Your task: Copy every line with the string "detached" in it.

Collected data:
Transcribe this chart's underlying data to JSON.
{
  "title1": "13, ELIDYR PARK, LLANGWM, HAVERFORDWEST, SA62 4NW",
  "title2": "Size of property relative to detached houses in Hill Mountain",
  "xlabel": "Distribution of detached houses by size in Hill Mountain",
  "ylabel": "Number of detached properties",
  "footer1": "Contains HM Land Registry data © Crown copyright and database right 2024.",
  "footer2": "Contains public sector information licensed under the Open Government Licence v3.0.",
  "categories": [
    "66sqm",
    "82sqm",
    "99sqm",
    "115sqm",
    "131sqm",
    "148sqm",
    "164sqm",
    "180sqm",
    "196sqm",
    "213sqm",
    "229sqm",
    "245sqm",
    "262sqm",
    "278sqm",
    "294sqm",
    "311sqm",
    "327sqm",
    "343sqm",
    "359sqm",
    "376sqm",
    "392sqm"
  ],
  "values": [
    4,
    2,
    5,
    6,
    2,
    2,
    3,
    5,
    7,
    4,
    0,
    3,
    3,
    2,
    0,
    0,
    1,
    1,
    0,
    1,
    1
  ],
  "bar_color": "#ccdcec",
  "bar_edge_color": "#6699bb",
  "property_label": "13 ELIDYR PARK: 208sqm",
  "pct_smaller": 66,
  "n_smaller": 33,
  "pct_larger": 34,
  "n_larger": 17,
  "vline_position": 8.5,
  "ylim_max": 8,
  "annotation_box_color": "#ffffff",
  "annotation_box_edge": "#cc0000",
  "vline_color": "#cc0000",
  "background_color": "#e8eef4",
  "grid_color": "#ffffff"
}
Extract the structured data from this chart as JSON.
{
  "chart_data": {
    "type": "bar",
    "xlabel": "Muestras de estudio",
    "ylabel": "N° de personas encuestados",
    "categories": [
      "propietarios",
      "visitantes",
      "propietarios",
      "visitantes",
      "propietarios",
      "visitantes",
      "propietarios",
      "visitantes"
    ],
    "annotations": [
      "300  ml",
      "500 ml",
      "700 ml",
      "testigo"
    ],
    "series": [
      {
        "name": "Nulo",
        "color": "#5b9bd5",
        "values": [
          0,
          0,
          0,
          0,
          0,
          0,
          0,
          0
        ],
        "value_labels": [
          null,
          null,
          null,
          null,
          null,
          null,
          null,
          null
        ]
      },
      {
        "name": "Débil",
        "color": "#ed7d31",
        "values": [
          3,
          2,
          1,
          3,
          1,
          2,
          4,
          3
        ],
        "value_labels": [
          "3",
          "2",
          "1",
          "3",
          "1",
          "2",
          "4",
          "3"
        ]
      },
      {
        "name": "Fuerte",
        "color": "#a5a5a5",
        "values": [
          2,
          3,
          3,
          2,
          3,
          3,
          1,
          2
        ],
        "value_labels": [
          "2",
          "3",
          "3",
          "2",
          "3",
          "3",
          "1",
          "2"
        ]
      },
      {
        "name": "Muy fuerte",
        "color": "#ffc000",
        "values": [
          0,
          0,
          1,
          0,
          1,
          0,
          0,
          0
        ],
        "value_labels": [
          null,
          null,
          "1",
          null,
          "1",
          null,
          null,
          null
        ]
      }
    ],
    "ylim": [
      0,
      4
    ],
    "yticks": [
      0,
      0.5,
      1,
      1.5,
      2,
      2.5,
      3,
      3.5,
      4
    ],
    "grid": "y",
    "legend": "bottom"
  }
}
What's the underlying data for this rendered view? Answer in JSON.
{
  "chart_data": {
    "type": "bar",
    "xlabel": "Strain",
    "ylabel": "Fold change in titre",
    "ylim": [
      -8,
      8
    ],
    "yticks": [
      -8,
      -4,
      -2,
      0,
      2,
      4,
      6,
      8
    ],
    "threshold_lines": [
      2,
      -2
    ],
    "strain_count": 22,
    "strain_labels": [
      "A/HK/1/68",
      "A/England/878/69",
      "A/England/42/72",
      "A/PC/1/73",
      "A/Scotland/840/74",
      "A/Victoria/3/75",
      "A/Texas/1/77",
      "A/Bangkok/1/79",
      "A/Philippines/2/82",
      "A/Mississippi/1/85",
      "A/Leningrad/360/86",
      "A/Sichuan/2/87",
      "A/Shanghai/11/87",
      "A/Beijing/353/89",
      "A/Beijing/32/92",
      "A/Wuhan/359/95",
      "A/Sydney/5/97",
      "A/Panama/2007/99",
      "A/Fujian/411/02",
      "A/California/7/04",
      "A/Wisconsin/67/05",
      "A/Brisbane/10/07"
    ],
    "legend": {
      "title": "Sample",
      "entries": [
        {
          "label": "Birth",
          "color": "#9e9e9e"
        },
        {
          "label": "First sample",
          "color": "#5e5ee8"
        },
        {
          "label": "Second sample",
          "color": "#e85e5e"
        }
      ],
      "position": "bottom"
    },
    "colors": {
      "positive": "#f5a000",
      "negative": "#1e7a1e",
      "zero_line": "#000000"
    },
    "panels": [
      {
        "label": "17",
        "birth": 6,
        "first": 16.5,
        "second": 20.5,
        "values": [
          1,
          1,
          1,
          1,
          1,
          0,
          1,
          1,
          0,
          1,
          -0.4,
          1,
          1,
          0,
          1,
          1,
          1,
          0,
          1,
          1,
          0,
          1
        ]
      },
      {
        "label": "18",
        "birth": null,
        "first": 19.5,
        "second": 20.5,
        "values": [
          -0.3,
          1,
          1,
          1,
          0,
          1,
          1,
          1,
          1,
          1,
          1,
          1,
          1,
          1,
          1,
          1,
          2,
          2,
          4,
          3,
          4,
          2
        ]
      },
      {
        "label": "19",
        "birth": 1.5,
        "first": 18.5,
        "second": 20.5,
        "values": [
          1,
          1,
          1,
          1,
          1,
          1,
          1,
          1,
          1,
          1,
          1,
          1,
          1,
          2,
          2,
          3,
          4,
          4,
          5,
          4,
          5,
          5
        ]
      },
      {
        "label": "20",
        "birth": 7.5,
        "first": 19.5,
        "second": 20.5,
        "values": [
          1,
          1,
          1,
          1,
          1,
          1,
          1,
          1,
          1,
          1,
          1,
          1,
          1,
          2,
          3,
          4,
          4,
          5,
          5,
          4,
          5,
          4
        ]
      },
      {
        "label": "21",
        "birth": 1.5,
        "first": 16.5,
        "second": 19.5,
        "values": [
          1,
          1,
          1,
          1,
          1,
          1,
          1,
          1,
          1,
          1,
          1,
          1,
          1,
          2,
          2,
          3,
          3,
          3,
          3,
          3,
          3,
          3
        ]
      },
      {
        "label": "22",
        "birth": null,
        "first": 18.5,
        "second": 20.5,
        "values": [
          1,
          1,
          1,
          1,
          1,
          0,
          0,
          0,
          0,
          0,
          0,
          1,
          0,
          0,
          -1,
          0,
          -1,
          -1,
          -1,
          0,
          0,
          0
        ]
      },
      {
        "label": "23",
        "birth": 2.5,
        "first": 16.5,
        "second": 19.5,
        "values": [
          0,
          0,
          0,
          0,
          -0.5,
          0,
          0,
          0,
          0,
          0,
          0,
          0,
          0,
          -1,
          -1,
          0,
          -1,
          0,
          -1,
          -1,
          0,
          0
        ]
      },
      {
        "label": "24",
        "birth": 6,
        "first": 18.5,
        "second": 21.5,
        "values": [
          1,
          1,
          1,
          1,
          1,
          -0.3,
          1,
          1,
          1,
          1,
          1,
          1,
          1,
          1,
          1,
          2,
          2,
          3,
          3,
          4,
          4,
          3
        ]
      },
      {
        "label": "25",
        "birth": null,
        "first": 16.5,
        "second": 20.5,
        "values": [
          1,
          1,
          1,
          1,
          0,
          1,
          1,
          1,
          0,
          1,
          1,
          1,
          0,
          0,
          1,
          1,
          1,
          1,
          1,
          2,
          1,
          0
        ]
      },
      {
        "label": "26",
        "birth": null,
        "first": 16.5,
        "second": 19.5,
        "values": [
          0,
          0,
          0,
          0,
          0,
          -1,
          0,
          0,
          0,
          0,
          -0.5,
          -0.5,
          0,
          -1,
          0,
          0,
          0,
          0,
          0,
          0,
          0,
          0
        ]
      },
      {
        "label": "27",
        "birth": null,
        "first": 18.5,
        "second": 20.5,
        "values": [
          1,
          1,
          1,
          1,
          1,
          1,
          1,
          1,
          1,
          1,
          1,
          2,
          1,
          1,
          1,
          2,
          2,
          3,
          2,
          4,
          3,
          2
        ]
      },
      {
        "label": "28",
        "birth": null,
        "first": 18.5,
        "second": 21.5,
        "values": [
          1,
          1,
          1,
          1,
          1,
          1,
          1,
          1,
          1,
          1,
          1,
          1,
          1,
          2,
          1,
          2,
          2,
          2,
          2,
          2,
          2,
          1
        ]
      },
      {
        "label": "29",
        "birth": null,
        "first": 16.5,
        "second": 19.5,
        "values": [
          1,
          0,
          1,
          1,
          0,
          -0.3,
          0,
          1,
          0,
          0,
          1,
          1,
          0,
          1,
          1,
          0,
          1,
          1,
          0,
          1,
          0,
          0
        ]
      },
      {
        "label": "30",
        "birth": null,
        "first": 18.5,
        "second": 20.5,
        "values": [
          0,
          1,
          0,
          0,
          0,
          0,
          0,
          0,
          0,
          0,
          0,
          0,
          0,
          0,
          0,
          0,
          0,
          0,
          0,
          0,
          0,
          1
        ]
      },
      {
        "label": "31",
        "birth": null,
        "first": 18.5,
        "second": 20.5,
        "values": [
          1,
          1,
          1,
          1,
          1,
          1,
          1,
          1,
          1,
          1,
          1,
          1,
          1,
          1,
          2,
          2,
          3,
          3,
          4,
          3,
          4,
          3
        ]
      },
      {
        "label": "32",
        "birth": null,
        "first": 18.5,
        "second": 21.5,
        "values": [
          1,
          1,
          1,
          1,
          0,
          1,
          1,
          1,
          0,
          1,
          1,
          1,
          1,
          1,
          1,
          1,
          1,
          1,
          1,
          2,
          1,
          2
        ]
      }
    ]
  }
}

Solved problem:
  "title2": "Size of property relative to detached houses in Hill Mountain",
  "xlabel": "Distribution of detached houses by size in Hill Mountain",
  "ylabel": "Number of detached properties",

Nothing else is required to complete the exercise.